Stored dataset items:

------------------------------

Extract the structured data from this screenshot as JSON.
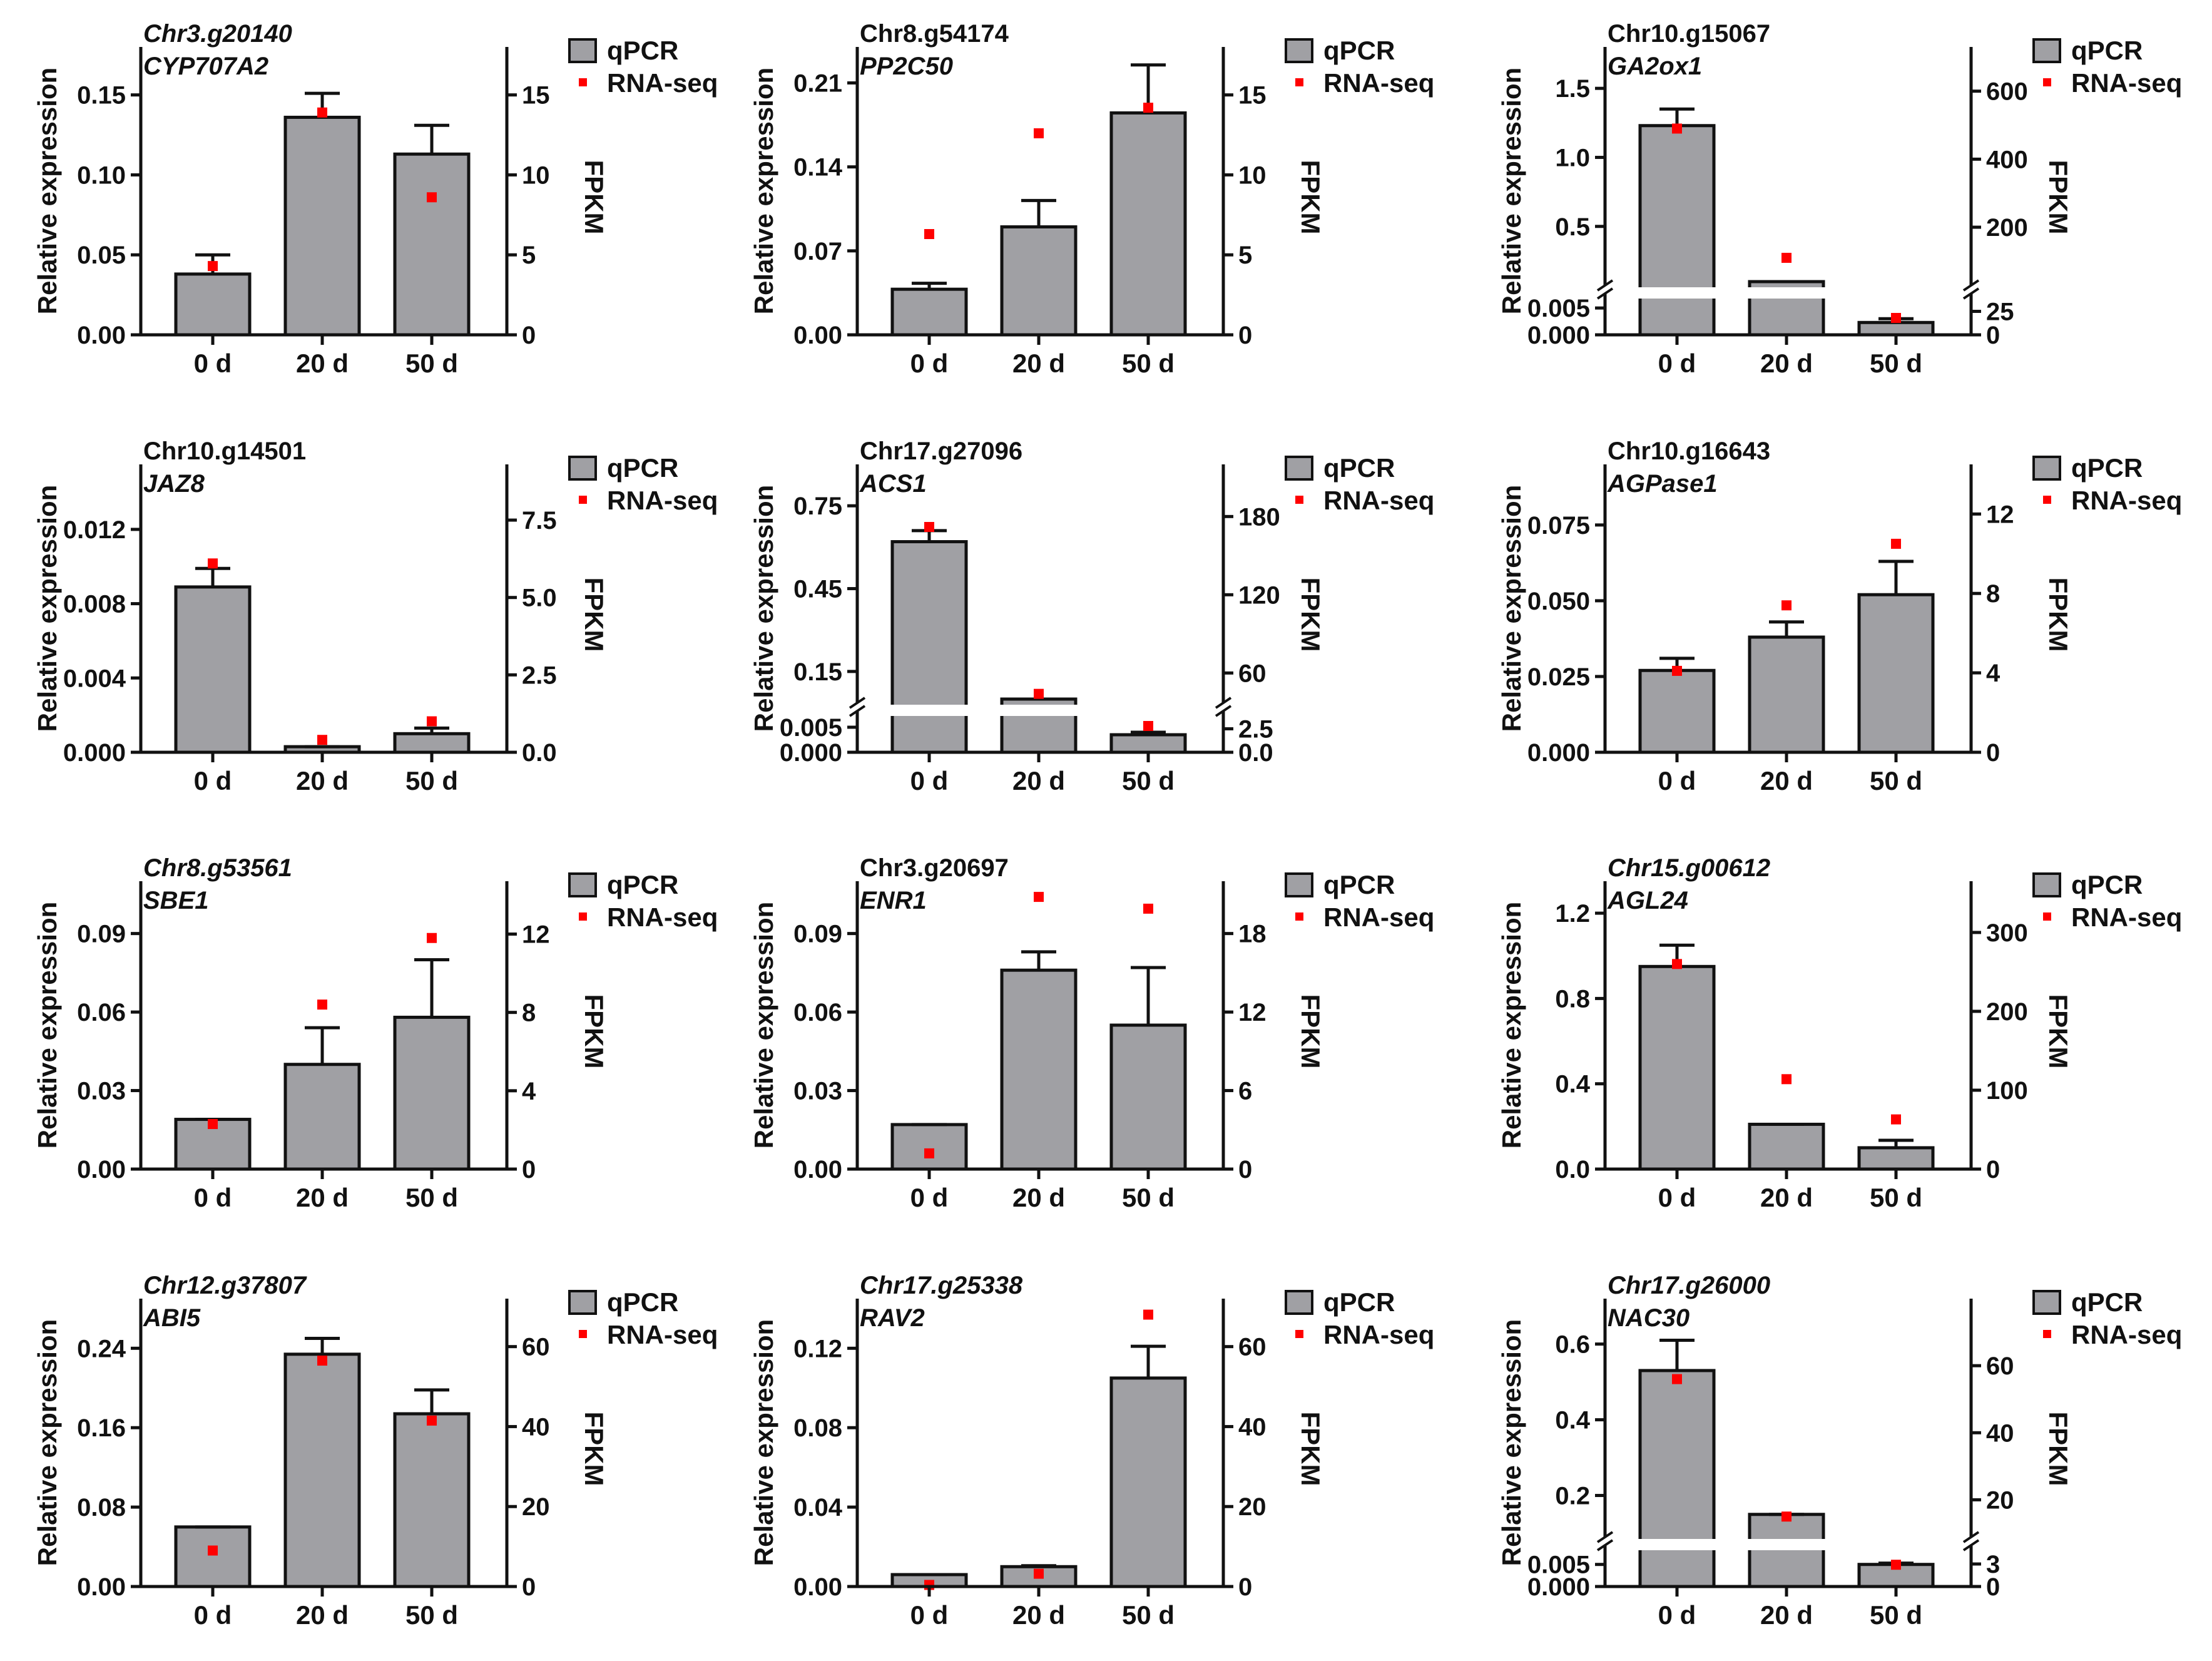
{
  "colors": {
    "bar": "#a0a0a4",
    "bar_stroke": "#111111",
    "point": "#ff0000",
    "axis": "#111111"
  },
  "legend": {
    "bar_label": "qPCR",
    "point_label": "RNA-seq"
  },
  "common": {
    "ylabel": "Relative expression",
    "y2label": "FPKM",
    "xlabel": "",
    "categories": [
      "0 d",
      "20 d",
      "50 d"
    ]
  },
  "chart_data": [
    {
      "type": "bar",
      "id_label": "Chr3.g20140",
      "gene": "CYP707A2",
      "id_italic": true,
      "categories": [
        "0 d",
        "20 d",
        "50 d"
      ],
      "series": [
        {
          "name": "qPCR",
          "values": [
            0.038,
            0.136,
            0.113
          ],
          "errors": [
            0.012,
            0.015,
            0.018
          ]
        },
        {
          "name": "RNA-seq",
          "values": [
            4.3,
            13.9,
            8.6
          ]
        }
      ],
      "ylim": [
        0,
        0.18
      ],
      "yticks": [
        "0.00",
        "0.05",
        "0.10",
        "0.15"
      ],
      "y2lim": [
        0,
        18
      ],
      "y2ticks": [
        "0",
        "5",
        "10",
        "15"
      ],
      "broken": false
    },
    {
      "type": "bar",
      "id_label": "Chr8.g54174",
      "gene": "PP2C50",
      "id_italic": false,
      "categories": [
        "0 d",
        "20 d",
        "50 d"
      ],
      "series": [
        {
          "name": "qPCR",
          "values": [
            0.038,
            0.09,
            0.185
          ],
          "errors": [
            0.005,
            0.022,
            0.04
          ]
        },
        {
          "name": "RNA-seq",
          "values": [
            6.3,
            12.6,
            14.2
          ]
        }
      ],
      "ylim": [
        0,
        0.24
      ],
      "yticks": [
        "0.00",
        "0.07",
        "0.14",
        "0.21"
      ],
      "y2lim": [
        0,
        18
      ],
      "y2ticks": [
        "0",
        "5",
        "10",
        "15"
      ],
      "broken": false
    },
    {
      "type": "bar",
      "id_label": "Chr10.g15067",
      "gene": "GA2ox1",
      "id_italic": false,
      "categories": [
        "0 d",
        "20 d",
        "50 d"
      ],
      "series": [
        {
          "name": "qPCR",
          "values": [
            1.23,
            0.1,
            0.0023
          ],
          "errors": [
            0.12,
            0.0,
            0.0007
          ]
        },
        {
          "name": "RNA-seq",
          "values": [
            490,
            110,
            18
          ]
        }
      ],
      "broken": true,
      "ylim_low": [
        0,
        0.007
      ],
      "yticks_low": [
        "0.000",
        "0.005"
      ],
      "ylim_high": [
        0.1,
        1.8
      ],
      "yticks_high": [
        "0.5",
        "1.0",
        "1.5"
      ],
      "y2lim_low": [
        0,
        40
      ],
      "y2ticks_low": [
        "0",
        "25"
      ],
      "y2lim_high": [
        40,
        730
      ],
      "y2ticks_high": [
        "200",
        "400",
        "600"
      ]
    },
    {
      "type": "bar",
      "id_label": "Chr10.g14501",
      "gene": "JAZ8",
      "id_italic": false,
      "categories": [
        "0 d",
        "20 d",
        "50 d"
      ],
      "series": [
        {
          "name": "qPCR",
          "values": [
            0.0089,
            0.0003,
            0.001
          ],
          "errors": [
            0.001,
            0.0,
            0.0003
          ]
        },
        {
          "name": "RNA-seq",
          "values": [
            6.1,
            0.4,
            1.0
          ]
        }
      ],
      "ylim": [
        0,
        0.0155
      ],
      "yticks": [
        "0.000",
        "0.004",
        "0.008",
        "0.012"
      ],
      "y2lim": [
        0,
        9.3
      ],
      "y2ticks": [
        "0.0",
        "2.5",
        "5.0",
        "7.5"
      ],
      "broken": false
    },
    {
      "type": "bar",
      "id_label": "Chr17.g27096",
      "gene": "ACS1",
      "id_italic": false,
      "categories": [
        "0 d",
        "20 d",
        "50 d"
      ],
      "series": [
        {
          "name": "qPCR",
          "values": [
            0.62,
            0.05,
            0.0035
          ],
          "errors": [
            0.04,
            0.0,
            0.0005
          ]
        },
        {
          "name": "RNA-seq",
          "values": [
            172,
            44,
            2.8
          ]
        }
      ],
      "broken": true,
      "ylim_low": [
        0,
        0.0075
      ],
      "yticks_low": [
        "0.000",
        "0.005"
      ],
      "ylim_high": [
        0.05,
        0.9
      ],
      "yticks_high": [
        "0.15",
        "0.45",
        "0.75"
      ],
      "y2lim_low": [
        0,
        4
      ],
      "y2ticks_low": [
        "0.0",
        "2.5"
      ],
      "y2lim_high": [
        40,
        220
      ],
      "y2ticks_high": [
        "60",
        "120",
        "180"
      ]
    },
    {
      "type": "bar",
      "id_label": "Chr10.g16643",
      "gene": "AGPase1",
      "id_italic": false,
      "categories": [
        "0 d",
        "20 d",
        "50 d"
      ],
      "series": [
        {
          "name": "qPCR",
          "values": [
            0.027,
            0.038,
            0.052
          ],
          "errors": [
            0.004,
            0.005,
            0.011
          ]
        },
        {
          "name": "RNA-seq",
          "values": [
            4.1,
            7.4,
            10.5
          ]
        }
      ],
      "ylim": [
        0,
        0.095
      ],
      "yticks": [
        "0.000",
        "0.025",
        "0.050",
        "0.075"
      ],
      "y2lim": [
        0,
        14.5
      ],
      "y2ticks": [
        "0",
        "4",
        "8",
        "12"
      ],
      "broken": false
    },
    {
      "type": "bar",
      "id_label": "Chr8.g53561",
      "gene": "SBE1",
      "id_italic": true,
      "categories": [
        "0 d",
        "20 d",
        "50 d"
      ],
      "series": [
        {
          "name": "qPCR",
          "values": [
            0.019,
            0.04,
            0.058
          ],
          "errors": [
            0.0,
            0.014,
            0.022
          ]
        },
        {
          "name": "RNA-seq",
          "values": [
            2.3,
            8.4,
            11.8
          ]
        }
      ],
      "ylim": [
        0,
        0.11
      ],
      "yticks": [
        "0.00",
        "0.03",
        "0.06",
        "0.09"
      ],
      "y2lim": [
        0,
        14.7
      ],
      "y2ticks": [
        "0",
        "4",
        "8",
        "12"
      ],
      "broken": false
    },
    {
      "type": "bar",
      "id_label": "Chr3.g20697",
      "gene": "ENR1",
      "id_italic": false,
      "categories": [
        "0 d",
        "20 d",
        "50 d"
      ],
      "series": [
        {
          "name": "qPCR",
          "values": [
            0.017,
            0.076,
            0.055
          ],
          "errors": [
            0.0,
            0.007,
            0.022
          ]
        },
        {
          "name": "RNA-seq",
          "values": [
            1.2,
            20.8,
            19.9
          ]
        }
      ],
      "ylim": [
        0,
        0.11
      ],
      "yticks": [
        "0.00",
        "0.03",
        "0.06",
        "0.09"
      ],
      "y2lim": [
        0,
        22
      ],
      "y2ticks": [
        "0",
        "6",
        "12",
        "18"
      ],
      "broken": false
    },
    {
      "type": "bar",
      "id_label": "Chr15.g00612",
      "gene": "AGL24",
      "id_italic": true,
      "categories": [
        "0 d",
        "20 d",
        "50 d"
      ],
      "series": [
        {
          "name": "qPCR",
          "values": [
            0.95,
            0.21,
            0.1
          ],
          "errors": [
            0.1,
            0.0,
            0.035
          ]
        },
        {
          "name": "RNA-seq",
          "values": [
            260,
            114,
            63
          ]
        }
      ],
      "ylim": [
        0,
        1.35
      ],
      "yticks": [
        "0.0",
        "0.4",
        "0.8",
        "1.2"
      ],
      "y2lim": [
        0,
        365
      ],
      "y2ticks": [
        "0",
        "100",
        "200",
        "300"
      ],
      "broken": false
    },
    {
      "type": "bar",
      "id_label": "Chr12.g37807",
      "gene": "ABI5",
      "id_italic": true,
      "categories": [
        "0 d",
        "20 d",
        "50 d"
      ],
      "series": [
        {
          "name": "qPCR",
          "values": [
            0.06,
            0.234,
            0.174
          ],
          "errors": [
            0.0,
            0.016,
            0.024
          ]
        },
        {
          "name": "RNA-seq",
          "values": [
            9.0,
            56.5,
            41.5
          ]
        }
      ],
      "ylim": [
        0,
        0.29
      ],
      "yticks": [
        "0.00",
        "0.08",
        "0.16",
        "0.24"
      ],
      "y2lim": [
        0,
        72
      ],
      "y2ticks": [
        "0",
        "20",
        "40",
        "60"
      ],
      "broken": false
    },
    {
      "type": "bar",
      "id_label": "Chr17.g25338",
      "gene": "RAV2",
      "id_italic": true,
      "categories": [
        "0 d",
        "20 d",
        "50 d"
      ],
      "series": [
        {
          "name": "qPCR",
          "values": [
            0.006,
            0.01,
            0.105
          ],
          "errors": [
            0.0,
            0.0005,
            0.016
          ]
        },
        {
          "name": "RNA-seq",
          "values": [
            0.4,
            3.2,
            68
          ]
        }
      ],
      "ylim": [
        0,
        0.145
      ],
      "yticks": [
        "0.00",
        "0.04",
        "0.08",
        "0.12"
      ],
      "y2lim": [
        0,
        72
      ],
      "y2ticks": [
        "0",
        "20",
        "40",
        "60"
      ],
      "broken": false
    },
    {
      "type": "bar",
      "id_label": "Chr17.g26000",
      "gene": "NAC30",
      "id_italic": true,
      "categories": [
        "0 d",
        "20 d",
        "50 d"
      ],
      "series": [
        {
          "name": "qPCR",
          "values": [
            0.53,
            0.15,
            0.005
          ],
          "errors": [
            0.08,
            0.0,
            0.0003
          ]
        },
        {
          "name": "RNA-seq",
          "values": [
            56,
            15,
            2.9
          ]
        }
      ],
      "broken": true,
      "ylim_low": [
        0,
        0.0085
      ],
      "yticks_low": [
        "0.000",
        "0.005"
      ],
      "ylim_high": [
        0.1,
        0.72
      ],
      "yticks_high": [
        "0.2",
        "0.4",
        "0.6"
      ],
      "y2lim_low": [
        0,
        5
      ],
      "y2ticks_low": [
        "0",
        "3"
      ],
      "y2lim_high": [
        10,
        80
      ],
      "y2ticks_high": [
        "20",
        "40",
        "60"
      ]
    }
  ]
}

------------------------------

Task to complete » Read through the lines above and collect those that contain the string "gene".

In response »
      "gene": "CYP707A2",
      "gene": "PP2C50",
      "gene": "GA2ox1",
      "gene": "JAZ8",
      "gene": "ACS1",
      "gene": "AGPase1",
      "gene": "SBE1",
      "gene": "ENR1",
      "gene": "AGL24",
      "gene": "ABI5",
      "gene": "RAV2",
      "gene": "NAC30",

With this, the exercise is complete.